#### [The request]
Below are the records. Reproduce exactly the lines from the one containing "Read this page and output its text content." through the final line, and omit any pictures.

==== Data ====

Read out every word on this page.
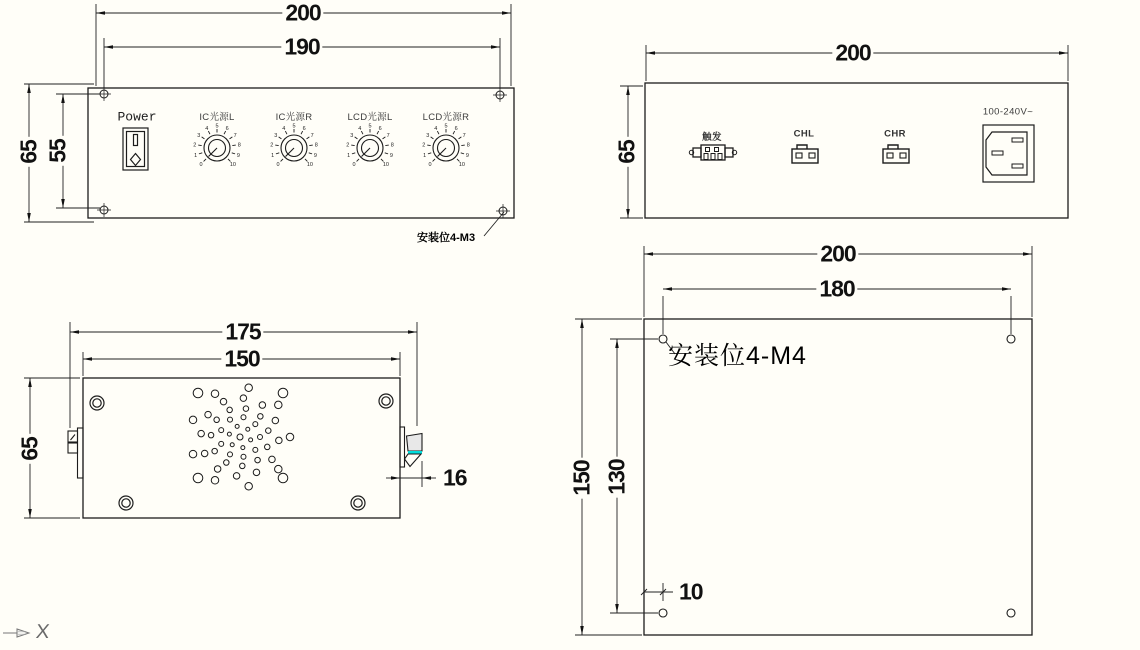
0
1
2
3
4 5 6
7
8
9
10
IC光源L
0
1
2
3
4 5 6
7
8
9
10
IC光源R
0
1
2
3
4 5 6
7
8
9
10
LCD光源L
0
1
2
3
4 5 6
7
8
9
10
LCD光源R
200
190
65 55
Power
安装位4-M3
200
65
触发	CHL	CHR
100-240V~
175
150
65
16
200
180
150 130
10
安装位4-M4
X
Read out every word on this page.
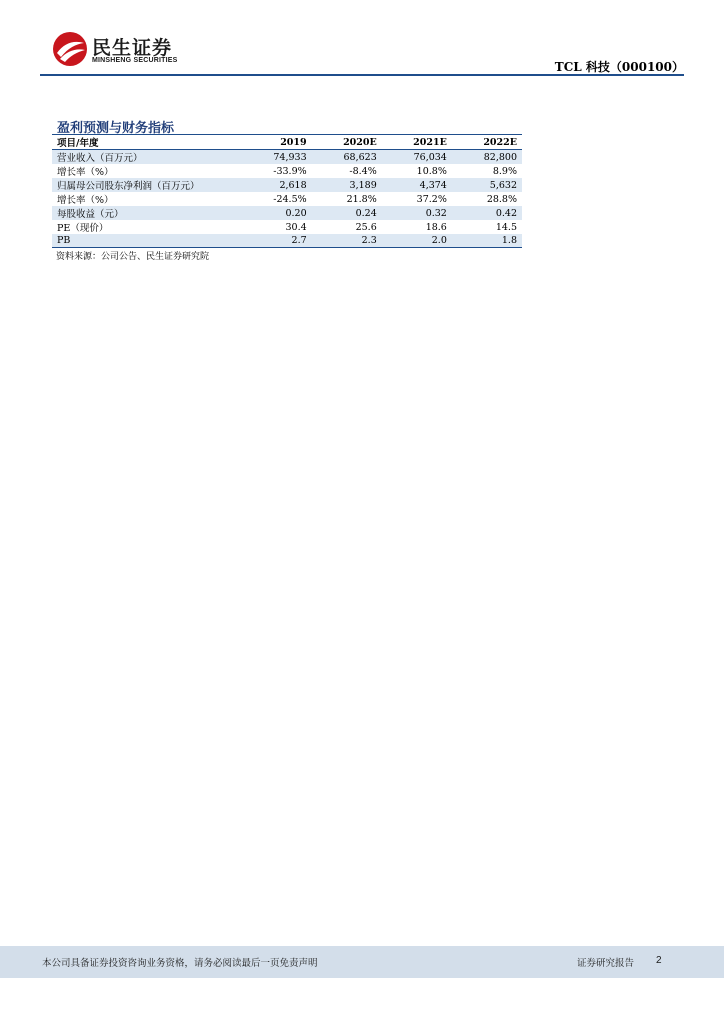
民生证券
MINSHENG SECURITIES	TCL 科技（000100）
盈利预测与财务指标
项目/年度	2019	2020E	2021E	2022E
营业收入（百万元）	74,933	68,623	76,034	82,800
增长率（%）	-33.9%	-8.4%	10.8%	8.9%
归属母公司股东净利润（百万元）	2,618	3,189	4,374	5,632
增长率（%）	-24.5%	21.8%	37.2%	28.8%
每股收益（元）	0.20	0.24	0.32	0.42
PE（现价）	30.4	25.6	18.6	14.5
PB	2.7	2.3	2.0	1.8
资料来源：公司公告、民生证券研究院
本公司具备证券投资咨询业务资格，请务必阅读最后一页免责声明	证券研究报告 2
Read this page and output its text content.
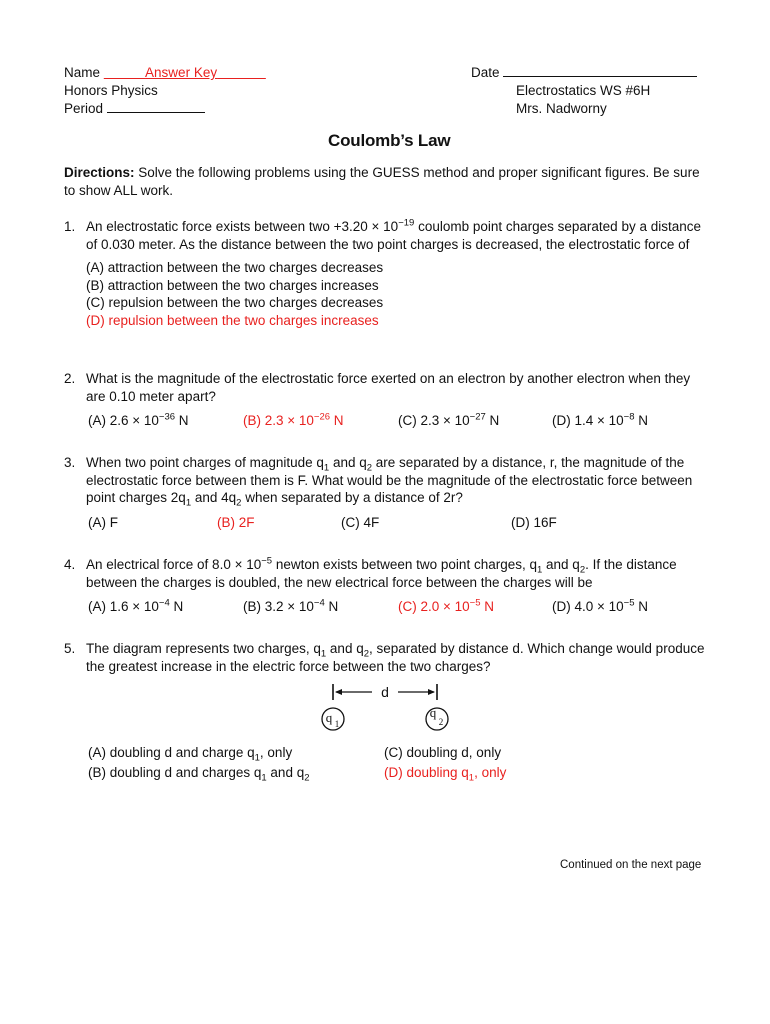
Name	Answer Key
Honors Physics
Period
Date
Electrostatics WS #6H
Mrs. Nadworny
Coulomb’s Law
Directions: Solve the following problems using the GUESS method and proper significant figures. Be sure to show ALL work.
1. An electrostatic force exists between two $+3.20 \times 10^{-19}$ coulomb point charges separated by a distance of 0.030 meter. As the distance between the two point charges is decreased, the electrostatic force of
(A) attraction between the two charges decreases
(B) attraction between the two charges increases
(C) repulsion between the two charges decreases
(D) repulsion between the two charges increases
2. What is the magnitude of the electrostatic force exerted on an electron by another electron when they are 0.10 meter apart?
(A) $2.6 \times 10^{-36}$ N	(B) $2.3 \times 10^{-26}$ N	(C) $2.3 \times 10^{-27}$ N	(D) $1.4 \times 10^{-8}$ N
3. When two point charges of magnitude $q_1$ and $q_2$ are separated by a distance, r, the magnitude of the electrostatic force between them is F. What would be the magnitude of the electrostatic force between point charges $2q_1$ and $4q_2$ when separated by a distance of 2r?
(A) F	(B) 2F	(C) 4F	(D) 16F
4. An electrical force of $8.0 \times 10^{-5}$ newton exists between two point charges, $q_1$ and $q_2$. If the distance between the charges is doubled, the new electrical force between the charges will be
(A) $1.6 \times 10^{-4}$ N	(B) $3.2 \times 10^{-4}$ N	(C) $2.0 \times 10^{-5}$ N	(D) $4.0 \times 10^{-5}$ N
5. The diagram represents two charges, $q_1$ and $q_2$, separated by distance d. Which change would produce the greatest increase in the electric force between the two charges?
d
q 1
q
2
(A) doubling d and charge $q_1$, only	(C) doubling d, only
(B) doubling d and charges $q_1$ and $q_2$	(D) doubling $q_1$, only
Continued on the next page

====

#### [The completed task]
Read this page and output its text content.
Name	Answer Key
Honors Physics
Period
Date
Electrostatics WS #6H
Mrs. Nadworny
Coulomb’s Law
Directions: Solve the following problems using the GUESS method and proper significant figures. Be sure to show ALL work.
1. An electrostatic force exists between two $+3.20 \times 10^{-19}$ coulomb point charges separated by a distance of 0.030 meter. As the distance between the two point charges is decreased, the electrostatic force of
(A) attraction between the two charges decreases
(B) attraction between the two charges increases
(C) repulsion between the two charges decreases
(D) repulsion between the two charges increases
2. What is the magnitude of the electrostatic force exerted on an electron by another electron when they are 0.10 meter apart?
(A) $2.6 \times 10^{-36}$ N	(B) $2.3 \times 10^{-26}$ N	(C) $2.3 \times 10^{-27}$ N	(D) $1.4 \times 10^{-8}$ N
3. When two point charges of magnitude $q_1$ and $q_2$ are separated by a distance, r, the magnitude of the electrostatic force between them is F. What would be the magnitude of the electrostatic force between point charges $2q_1$ and $4q_2$ when separated by a distance of 2r?
(A) F	(B) 2F	(C) 4F	(D) 16F
4. An electrical force of $8.0 \times 10^{-5}$ newton exists between two point charges, $q_1$ and $q_2$. If the distance between the charges is doubled, the new electrical force between the charges will be
(A) $1.6 \times 10^{-4}$ N	(B) $3.2 \times 10^{-4}$ N	(C) $2.0 \times 10^{-5}$ N	(D) $4.0 \times 10^{-5}$ N
5. The diagram represents two charges, $q_1$ and $q_2$, separated by distance d. Which change would produce the greatest increase in the electric force between the two charges?
d
q 1
q
2
(A) doubling d and charge $q_1$, only	(C) doubling d, only
(B) doubling d and charges $q_1$ and $q_2$	(D) doubling $q_1$, only
Continued on the next page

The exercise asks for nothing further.